* start *

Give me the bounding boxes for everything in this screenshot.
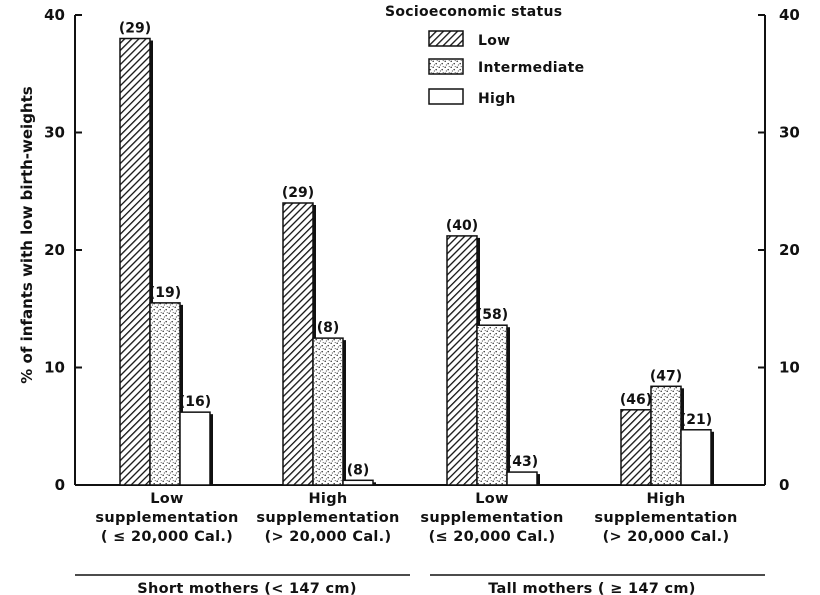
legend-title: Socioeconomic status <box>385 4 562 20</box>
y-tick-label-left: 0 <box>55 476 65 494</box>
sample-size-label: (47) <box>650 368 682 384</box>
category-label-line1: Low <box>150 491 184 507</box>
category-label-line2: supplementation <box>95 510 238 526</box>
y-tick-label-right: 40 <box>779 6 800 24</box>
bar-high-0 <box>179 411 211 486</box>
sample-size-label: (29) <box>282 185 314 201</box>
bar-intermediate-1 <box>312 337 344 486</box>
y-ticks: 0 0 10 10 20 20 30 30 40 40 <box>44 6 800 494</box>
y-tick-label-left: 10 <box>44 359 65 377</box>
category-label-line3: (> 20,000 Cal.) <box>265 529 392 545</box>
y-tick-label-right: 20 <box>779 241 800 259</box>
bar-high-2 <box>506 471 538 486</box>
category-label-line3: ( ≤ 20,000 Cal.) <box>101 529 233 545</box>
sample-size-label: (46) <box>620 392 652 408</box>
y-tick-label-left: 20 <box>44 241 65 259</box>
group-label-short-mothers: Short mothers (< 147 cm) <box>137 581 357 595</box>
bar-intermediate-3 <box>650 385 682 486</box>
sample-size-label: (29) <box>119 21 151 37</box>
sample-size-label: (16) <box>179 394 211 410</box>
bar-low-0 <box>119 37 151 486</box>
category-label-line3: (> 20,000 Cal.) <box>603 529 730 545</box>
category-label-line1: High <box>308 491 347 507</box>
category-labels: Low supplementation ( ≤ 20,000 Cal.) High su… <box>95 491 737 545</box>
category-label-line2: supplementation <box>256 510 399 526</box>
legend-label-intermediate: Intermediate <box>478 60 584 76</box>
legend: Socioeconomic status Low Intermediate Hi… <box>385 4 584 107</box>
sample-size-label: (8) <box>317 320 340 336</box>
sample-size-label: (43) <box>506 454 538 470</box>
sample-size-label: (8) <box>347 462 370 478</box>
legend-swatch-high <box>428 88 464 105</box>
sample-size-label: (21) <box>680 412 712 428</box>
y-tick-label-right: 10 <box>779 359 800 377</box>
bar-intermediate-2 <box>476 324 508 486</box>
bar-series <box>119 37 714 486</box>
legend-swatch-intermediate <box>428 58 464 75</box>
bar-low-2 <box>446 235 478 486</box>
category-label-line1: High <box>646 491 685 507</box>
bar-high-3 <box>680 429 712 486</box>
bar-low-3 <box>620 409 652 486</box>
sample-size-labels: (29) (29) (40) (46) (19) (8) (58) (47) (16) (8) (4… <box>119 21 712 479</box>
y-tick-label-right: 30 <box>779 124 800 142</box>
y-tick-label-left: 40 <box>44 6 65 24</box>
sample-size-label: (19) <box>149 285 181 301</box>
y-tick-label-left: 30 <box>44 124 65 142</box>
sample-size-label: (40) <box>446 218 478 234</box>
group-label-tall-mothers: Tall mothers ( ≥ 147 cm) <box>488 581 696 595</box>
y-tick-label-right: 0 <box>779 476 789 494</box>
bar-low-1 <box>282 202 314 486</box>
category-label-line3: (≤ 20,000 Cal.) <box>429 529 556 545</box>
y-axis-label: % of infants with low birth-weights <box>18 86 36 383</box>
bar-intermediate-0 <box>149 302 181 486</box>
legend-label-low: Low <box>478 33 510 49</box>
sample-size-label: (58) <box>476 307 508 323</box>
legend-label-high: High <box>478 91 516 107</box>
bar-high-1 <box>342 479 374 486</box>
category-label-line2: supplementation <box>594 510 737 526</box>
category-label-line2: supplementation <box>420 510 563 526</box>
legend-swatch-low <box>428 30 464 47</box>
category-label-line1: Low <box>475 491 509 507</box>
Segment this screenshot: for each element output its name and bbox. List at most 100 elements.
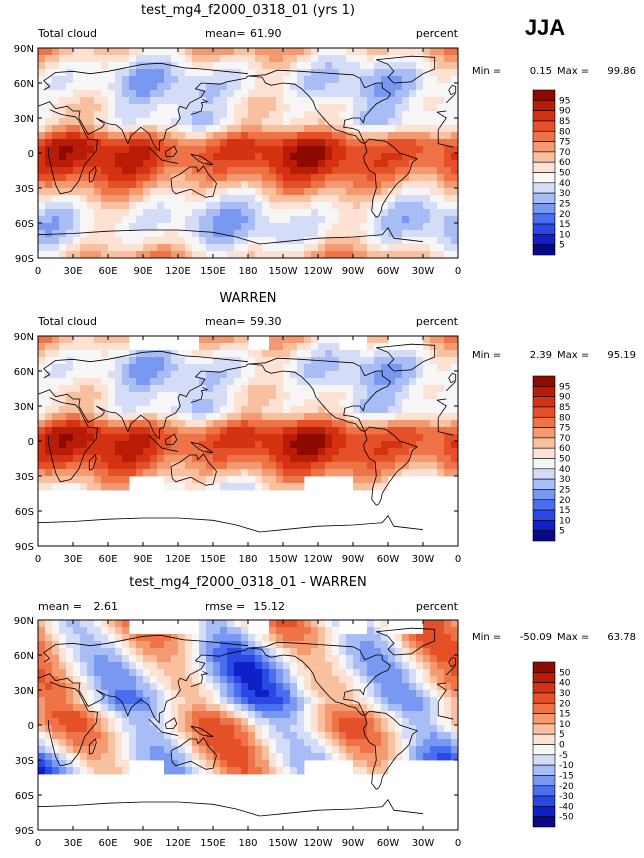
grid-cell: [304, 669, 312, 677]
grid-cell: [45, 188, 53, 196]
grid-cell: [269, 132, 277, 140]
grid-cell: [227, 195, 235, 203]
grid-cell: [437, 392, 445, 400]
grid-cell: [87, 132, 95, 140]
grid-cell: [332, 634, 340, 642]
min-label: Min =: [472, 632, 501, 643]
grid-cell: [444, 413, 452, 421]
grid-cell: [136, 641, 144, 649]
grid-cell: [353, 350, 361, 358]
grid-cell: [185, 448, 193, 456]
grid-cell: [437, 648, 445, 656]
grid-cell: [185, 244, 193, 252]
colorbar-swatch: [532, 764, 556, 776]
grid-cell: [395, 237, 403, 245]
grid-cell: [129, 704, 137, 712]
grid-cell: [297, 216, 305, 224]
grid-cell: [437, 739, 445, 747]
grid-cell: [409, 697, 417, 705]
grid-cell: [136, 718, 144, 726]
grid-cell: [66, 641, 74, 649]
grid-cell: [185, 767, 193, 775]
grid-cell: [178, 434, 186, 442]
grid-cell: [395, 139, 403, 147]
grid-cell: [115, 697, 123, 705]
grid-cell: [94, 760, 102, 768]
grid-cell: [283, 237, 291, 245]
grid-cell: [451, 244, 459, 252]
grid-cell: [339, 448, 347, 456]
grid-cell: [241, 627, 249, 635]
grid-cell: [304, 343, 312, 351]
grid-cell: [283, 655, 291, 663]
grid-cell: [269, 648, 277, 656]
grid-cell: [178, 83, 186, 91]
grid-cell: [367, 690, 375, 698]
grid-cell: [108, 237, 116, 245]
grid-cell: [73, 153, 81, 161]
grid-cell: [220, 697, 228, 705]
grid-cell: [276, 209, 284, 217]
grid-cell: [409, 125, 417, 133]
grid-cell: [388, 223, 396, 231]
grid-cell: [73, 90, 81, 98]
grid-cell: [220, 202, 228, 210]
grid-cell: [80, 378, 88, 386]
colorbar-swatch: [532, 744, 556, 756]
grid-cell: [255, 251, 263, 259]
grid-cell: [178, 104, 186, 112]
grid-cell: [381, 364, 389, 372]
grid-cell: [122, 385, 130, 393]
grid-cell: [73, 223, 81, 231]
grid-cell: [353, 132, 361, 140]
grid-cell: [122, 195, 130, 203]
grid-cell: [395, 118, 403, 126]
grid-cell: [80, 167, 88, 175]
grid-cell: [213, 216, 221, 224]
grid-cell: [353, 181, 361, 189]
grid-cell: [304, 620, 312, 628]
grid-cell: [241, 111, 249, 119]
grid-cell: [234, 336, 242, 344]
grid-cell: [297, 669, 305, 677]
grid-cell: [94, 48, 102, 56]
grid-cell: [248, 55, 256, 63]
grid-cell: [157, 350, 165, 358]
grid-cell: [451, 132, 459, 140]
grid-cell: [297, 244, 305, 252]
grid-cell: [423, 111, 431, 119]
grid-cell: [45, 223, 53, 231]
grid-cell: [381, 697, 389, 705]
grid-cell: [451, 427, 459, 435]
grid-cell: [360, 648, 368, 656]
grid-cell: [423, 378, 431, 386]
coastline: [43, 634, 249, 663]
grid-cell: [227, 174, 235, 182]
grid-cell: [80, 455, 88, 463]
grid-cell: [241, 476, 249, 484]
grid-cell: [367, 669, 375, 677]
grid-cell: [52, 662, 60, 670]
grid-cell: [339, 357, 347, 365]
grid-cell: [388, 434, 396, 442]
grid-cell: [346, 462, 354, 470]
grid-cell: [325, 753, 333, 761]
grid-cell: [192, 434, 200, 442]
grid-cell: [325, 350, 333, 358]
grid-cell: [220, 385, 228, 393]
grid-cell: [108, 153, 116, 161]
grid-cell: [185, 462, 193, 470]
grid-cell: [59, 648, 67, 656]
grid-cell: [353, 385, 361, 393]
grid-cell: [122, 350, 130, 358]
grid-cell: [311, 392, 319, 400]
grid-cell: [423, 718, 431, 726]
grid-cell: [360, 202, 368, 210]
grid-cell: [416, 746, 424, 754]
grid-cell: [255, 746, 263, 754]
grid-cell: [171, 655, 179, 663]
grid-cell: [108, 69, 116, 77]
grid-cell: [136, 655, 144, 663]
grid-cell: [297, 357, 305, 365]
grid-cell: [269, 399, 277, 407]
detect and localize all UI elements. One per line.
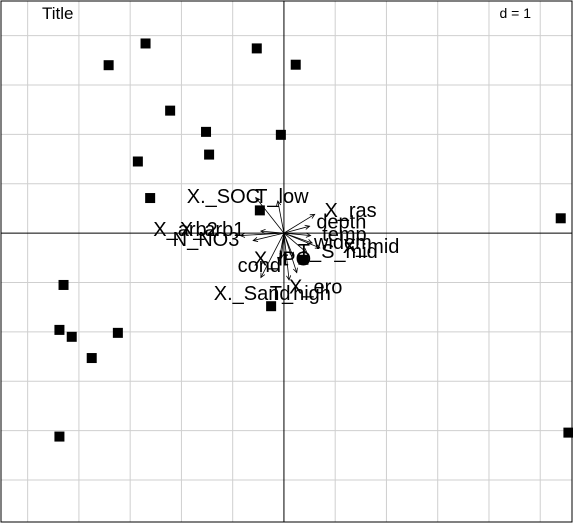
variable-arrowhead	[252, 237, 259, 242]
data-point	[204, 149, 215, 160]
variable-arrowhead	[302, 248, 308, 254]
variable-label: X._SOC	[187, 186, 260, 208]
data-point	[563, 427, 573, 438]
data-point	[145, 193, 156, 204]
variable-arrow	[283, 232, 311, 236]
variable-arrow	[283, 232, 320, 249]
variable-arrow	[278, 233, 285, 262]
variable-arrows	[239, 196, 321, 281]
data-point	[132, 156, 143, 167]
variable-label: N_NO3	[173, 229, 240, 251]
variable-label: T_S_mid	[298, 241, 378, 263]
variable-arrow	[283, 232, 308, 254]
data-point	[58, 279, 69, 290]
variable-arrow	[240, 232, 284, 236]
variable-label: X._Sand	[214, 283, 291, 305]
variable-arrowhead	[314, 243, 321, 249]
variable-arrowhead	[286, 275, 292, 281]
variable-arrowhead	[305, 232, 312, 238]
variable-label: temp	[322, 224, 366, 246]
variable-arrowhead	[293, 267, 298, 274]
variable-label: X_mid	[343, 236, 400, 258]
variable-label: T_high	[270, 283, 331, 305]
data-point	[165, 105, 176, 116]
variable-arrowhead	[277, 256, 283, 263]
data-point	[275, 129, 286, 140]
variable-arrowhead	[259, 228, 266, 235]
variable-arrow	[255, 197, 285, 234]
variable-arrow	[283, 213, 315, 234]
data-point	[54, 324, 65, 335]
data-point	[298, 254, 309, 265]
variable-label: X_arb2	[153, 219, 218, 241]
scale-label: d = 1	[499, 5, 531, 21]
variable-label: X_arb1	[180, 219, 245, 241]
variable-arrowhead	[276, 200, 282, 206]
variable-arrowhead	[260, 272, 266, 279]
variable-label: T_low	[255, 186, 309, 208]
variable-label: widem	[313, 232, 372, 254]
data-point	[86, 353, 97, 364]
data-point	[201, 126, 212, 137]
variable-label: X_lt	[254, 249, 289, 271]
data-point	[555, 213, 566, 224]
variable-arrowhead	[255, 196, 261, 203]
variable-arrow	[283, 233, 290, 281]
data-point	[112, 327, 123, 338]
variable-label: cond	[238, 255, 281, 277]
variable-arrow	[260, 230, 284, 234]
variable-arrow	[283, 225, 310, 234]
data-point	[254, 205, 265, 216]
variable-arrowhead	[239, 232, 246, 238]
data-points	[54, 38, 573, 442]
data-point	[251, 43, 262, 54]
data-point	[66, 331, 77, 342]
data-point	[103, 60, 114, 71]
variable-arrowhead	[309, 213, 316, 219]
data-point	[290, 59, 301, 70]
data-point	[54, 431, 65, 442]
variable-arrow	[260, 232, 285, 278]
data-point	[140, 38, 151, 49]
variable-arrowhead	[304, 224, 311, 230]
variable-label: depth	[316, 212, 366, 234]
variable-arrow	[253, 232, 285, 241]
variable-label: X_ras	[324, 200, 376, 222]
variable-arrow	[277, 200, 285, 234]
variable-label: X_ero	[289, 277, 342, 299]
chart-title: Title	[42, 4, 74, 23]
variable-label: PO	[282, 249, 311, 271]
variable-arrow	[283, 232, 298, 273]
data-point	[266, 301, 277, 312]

* end *

Update the part of the lines that opens with the line containing "237, 259, 242]" and closes with the line containing "283, 291, 305]", replacing "data-point" with "marker" and leaving everything else unchanged. Return only that part.

variable-arrowhead	[252, 237, 259, 242]
marker	[204, 149, 215, 160]
variable-arrowhead	[302, 248, 308, 254]
variable-label: X._SOC	[187, 186, 260, 208]
marker	[563, 427, 573, 438]
marker	[145, 193, 156, 204]
variable-arrow	[283, 232, 311, 236]
variable-arrow	[283, 232, 320, 249]
variable-arrow	[278, 233, 285, 262]
variable-arrows	[239, 196, 321, 281]
marker	[132, 156, 143, 167]
variable-label: N_NO3	[173, 229, 240, 251]
variable-label: T_S_mid	[298, 241, 378, 263]
variable-arrow	[283, 232, 308, 254]
marker	[58, 279, 69, 290]
variable-arrow	[240, 232, 284, 236]
variable-label: X._Sand	[214, 283, 291, 305]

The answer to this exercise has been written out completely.